[Data entries]
• • • •
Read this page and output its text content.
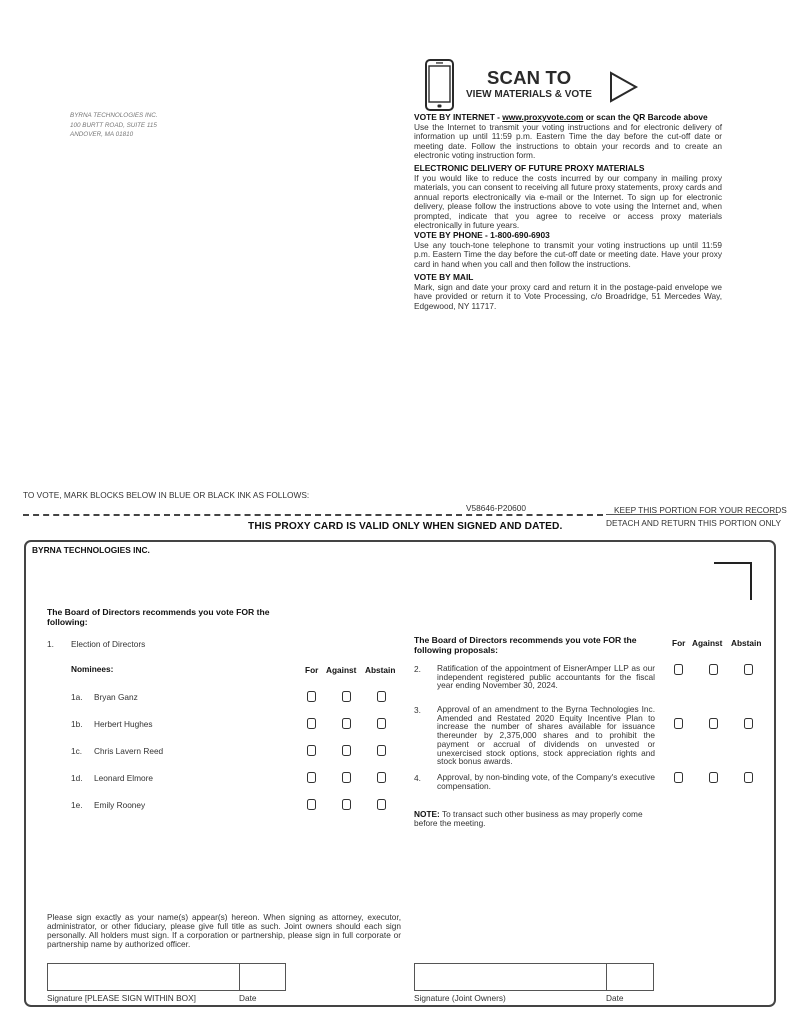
BYRNA TECHNOLOGIES INC.
100 BURTT ROAD, SUITE 115
ANDOVER, MA 01810
SCAN TO
VIEW MATERIALS & VOTE
VOTE BY INTERNET - www.proxyvote.com or scan the QR Barcode above
Use the Internet to transmit your voting instructions and for electronic delivery of information up until 11:59 p.m. Eastern Time the day before the cut-off date or meeting date. Follow the instructions to obtain your records and to create an electronic voting instruction form.
ELECTRONIC DELIVERY OF FUTURE PROXY MATERIALS
If you would like to reduce the costs incurred by our company in mailing proxy materials, you can consent to receiving all future proxy statements, proxy cards and annual reports electronically via e-mail or the Internet. To sign up for electronic delivery, please follow the instructions above to vote using the Internet and, when prompted, indicate that you agree to receive or access proxy materials electronically in future years.
VOTE BY PHONE - 1-800-690-6903
Use any touch-tone telephone to transmit your voting instructions up until 11:59 p.m. Eastern Time the day before the cut-off date or meeting date. Have your proxy card in hand when you call and then follow the instructions.
VOTE BY MAIL
Mark, sign and date your proxy card and return it in the postage-paid envelope we have provided or return it to Vote Processing, c/o Broadridge, 51 Mercedes Way, Edgewood, NY 11717.
TO VOTE, MARK BLOCKS BELOW IN BLUE OR BLACK INK AS FOLLOWS:
V58646-P20600	KEEP THIS PORTION FOR YOUR RECORDS
DETACH AND RETURN THIS PORTION ONLY
THIS PROXY CARD IS VALID ONLY WHEN SIGNED AND DATED.
BYRNA TECHNOLOGIES INC.
The Board of Directors recommends you vote FOR the following:
1. Election of Directors
Nominees:	For Against Abstain
1a. Bryan Ganz
1b. Herbert Hughes
1c. Chris Lavern Reed
1d. Leonard Elmore
1e. Emily Rooney
The Board of Directors recommends you vote FOR the following proposals:
For Against Abstain
2. Ratification of the appointment of EisnerAmper LLP as our independent registered public accountants for the fiscal year ending November 30, 2024.
3. Approval of an amendment to the Byrna Technologies Inc. Amended and Restated 2020 Equity Incentive Plan to increase the number of shares available for issuance thereunder by 2,375,000 shares and to prohibit the payment or accrual of dividends on unvested or unexercised stock options, stock appreciation rights and stock bonus awards.
4. Approval, by non-binding vote, of the Company's executive compensation.
NOTE: To transact such other business as may properly come before the meeting.
Please sign exactly as your name(s) appear(s) hereon. When signing as attorney, executor, administrator, or other fiduciary, please give full title as such. Joint owners should each sign personally. All holders must sign. If a corporation or partnership, please sign in full corporate or partnership name by authorized officer.
Signature [PLEASE SIGN WITHIN BOX]	Date	Signature (Joint Owners)	Date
• • • •
[GIVEN EXERCISE]
Transcribe the material as is, with images omitted.

[SOLVED EXERCISE]
Read this page and output its text content.
BYRNA TECHNOLOGIES INC.
100 BURTT ROAD, SUITE 115
ANDOVER, MA 01810
SCAN TO
VIEW MATERIALS & VOTE
VOTE BY INTERNET - www.proxyvote.com or scan the QR Barcode above
Use the Internet to transmit your voting instructions and for electronic delivery of information up until 11:59 p.m. Eastern Time the day before the cut-off date or meeting date. Follow the instructions to obtain your records and to create an electronic voting instruction form.
ELECTRONIC DELIVERY OF FUTURE PROXY MATERIALS
If you would like to reduce the costs incurred by our company in mailing proxy materials, you can consent to receiving all future proxy statements, proxy cards and annual reports electronically via e-mail or the Internet. To sign up for electronic delivery, please follow the instructions above to vote using the Internet and, when prompted, indicate that you agree to receive or access proxy materials electronically in future years.
VOTE BY PHONE - 1-800-690-6903
Use any touch-tone telephone to transmit your voting instructions up until 11:59 p.m. Eastern Time the day before the cut-off date or meeting date. Have your proxy card in hand when you call and then follow the instructions.
VOTE BY MAIL
Mark, sign and date your proxy card and return it in the postage-paid envelope we have provided or return it to Vote Processing, c/o Broadridge, 51 Mercedes Way, Edgewood, NY 11717.
TO VOTE, MARK BLOCKS BELOW IN BLUE OR BLACK INK AS FOLLOWS:
V58646-P20600	KEEP THIS PORTION FOR YOUR RECORDS
DETACH AND RETURN THIS PORTION ONLY
THIS PROXY CARD IS VALID ONLY WHEN SIGNED AND DATED.
BYRNA TECHNOLOGIES INC.
The Board of Directors recommends you vote FOR the following:
1. Election of Directors
Nominees:	For Against Abstain
1a. Bryan Ganz
1b. Herbert Hughes
1c. Chris Lavern Reed
1d. Leonard Elmore
1e. Emily Rooney
The Board of Directors recommends you vote FOR the following proposals:
For Against Abstain
2. Ratification of the appointment of EisnerAmper LLP as our independent registered public accountants for the fiscal year ending November 30, 2024.
3. Approval of an amendment to the Byrna Technologies Inc. Amended and Restated 2020 Equity Incentive Plan to increase the number of shares available for issuance thereunder by 2,375,000 shares and to prohibit the payment or accrual of dividends on unvested or unexercised stock options, stock appreciation rights and stock bonus awards.
4. Approval, by non-binding vote, of the Company's executive compensation.
NOTE: To transact such other business as may properly come before the meeting.
Please sign exactly as your name(s) appear(s) hereon. When signing as attorney, executor, administrator, or other fiduciary, please give full title as such. Joint owners should each sign personally. All holders must sign. If a corporation or partnership, please sign in full corporate or partnership name by authorized officer.
Signature [PLEASE SIGN WITHIN BOX]	Date	Signature (Joint Owners)	Date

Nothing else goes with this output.